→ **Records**
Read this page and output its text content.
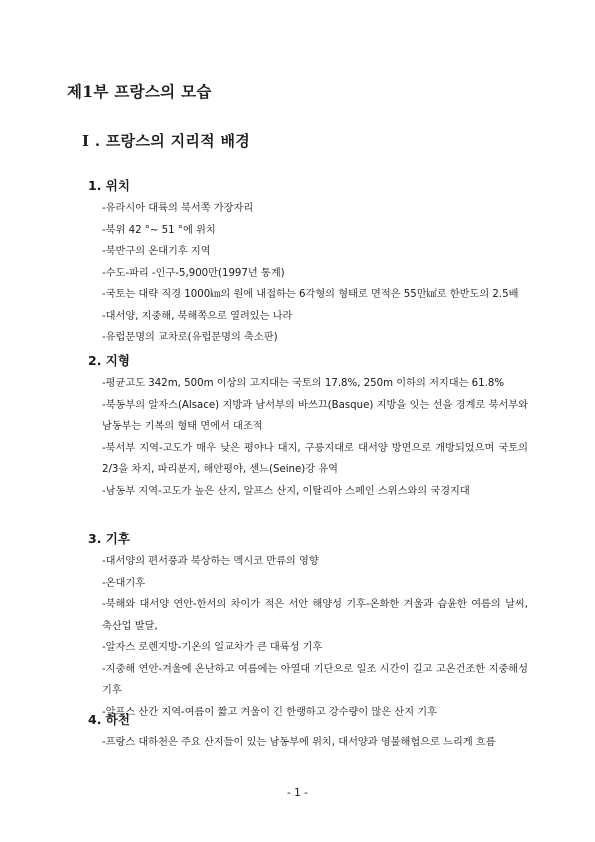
제1부 프랑스의 모습
I . 프랑스의 지리적 배경
1. 위치
-유라시아 대륙의 북서쪽 가장자리
-북위 42 °~ 51 °에 위치
-북반구의 온대기후 지역
-수도-파리 -인구-5,900만(1997년 통계)
-국토는 대략 직경 1000㎞의 원에 내접하는 6각형의 형태로 면적은 55만㎢로 한반도의 2.5배
-대서양, 지중해, 북해쪽으로 열려있는 나라
-유럽문명의 교차로(유럽문명의 축소판)
2. 지형
-평균고도 342m, 500m 이상의 고지대는 국토의 17.8%, 250m 이하의 저지대는 61.8%
-북동부의 알자스(Alsace) 지방과 남서부의 바쓰끄(Basque) 지방을 잇는 선을 경계로 북서부와 남동부는 기복의 형태 면에서 대조적
-북서부 지역-고도가 매우 낮은 평야나 대지, 구릉지대로 대서양 방면으로 개방되었으며 국토의 2/3을 차지, 파리분지, 해안평야, 센느(Seine)강 유역
-남동부 지역-고도가 높은 산지, 알프스 산지, 이탈리아 스페인 스위스와의 국경지대
3. 기후
-대서양의 편서풍과 북상하는 멕시코 만류의 영향
-온대기후
-북해와 대서양 연안-한서의 차이가 적은 서안 해양성 기후-온화한 겨울과 습윤한 여름의 날씨, 축산업 발달,
-알자스 로렌지방-기온의 일교차가 큰 대륙성 기후
-지중해 연안-겨울에 온난하고 여름에는 아열대 기단으로 일조 시간이 길고 고온건조한 지중해성 기후
-알프스 산간 지역-여름이 짧고 겨울이 긴 한랭하고 강수량이 많은 산지 기후
4. 하천
-프랑스 대하천은 주요 산지들이 있는 남동부에 위치, 대서양과 영불해협으로 느리게 흐름
- 1 -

→ **TASK INSTRUCTIONS**
Write out each entry exactly as given, but skip the pictures.

→ **OUTPUT OF THE TASK**
Read this page and output its text content.
제1부 프랑스의 모습
I . 프랑스의 지리적 배경
1. 위치
-유라시아 대륙의 북서쪽 가장자리
-북위 42 °~ 51 °에 위치
-북반구의 온대기후 지역
-수도-파리 -인구-5,900만(1997년 통계)
-국토는 대략 직경 1000㎞의 원에 내접하는 6각형의 형태로 면적은 55만㎢로 한반도의 2.5배
-대서양, 지중해, 북해쪽으로 열려있는 나라
-유럽문명의 교차로(유럽문명의 축소판)
2. 지형
-평균고도 342m, 500m 이상의 고지대는 국토의 17.8%, 250m 이하의 저지대는 61.8%
-북동부의 알자스(Alsace) 지방과 남서부의 바쓰끄(Basque) 지방을 잇는 선을 경계로 북서부와 남동부는 기복의 형태 면에서 대조적
-북서부 지역-고도가 매우 낮은 평야나 대지, 구릉지대로 대서양 방면으로 개방되었으며 국토의 2/3을 차지, 파리분지, 해안평야, 센느(Seine)강 유역
-남동부 지역-고도가 높은 산지, 알프스 산지, 이탈리아 스페인 스위스와의 국경지대
3. 기후
-대서양의 편서풍과 북상하는 멕시코 만류의 영향
-온대기후
-북해와 대서양 연안-한서의 차이가 적은 서안 해양성 기후-온화한 겨울과 습윤한 여름의 날씨, 축산업 발달,
-알자스 로렌지방-기온의 일교차가 큰 대륙성 기후
-지중해 연안-겨울에 온난하고 여름에는 아열대 기단으로 일조 시간이 길고 고온건조한 지중해성 기후
-알프스 산간 지역-여름이 짧고 겨울이 긴 한랭하고 강수량이 많은 산지 기후
4. 하천
-프랑스 대하천은 주요 산지들이 있는 남동부에 위치, 대서양과 영불해협으로 느리게 흐름
- 1 -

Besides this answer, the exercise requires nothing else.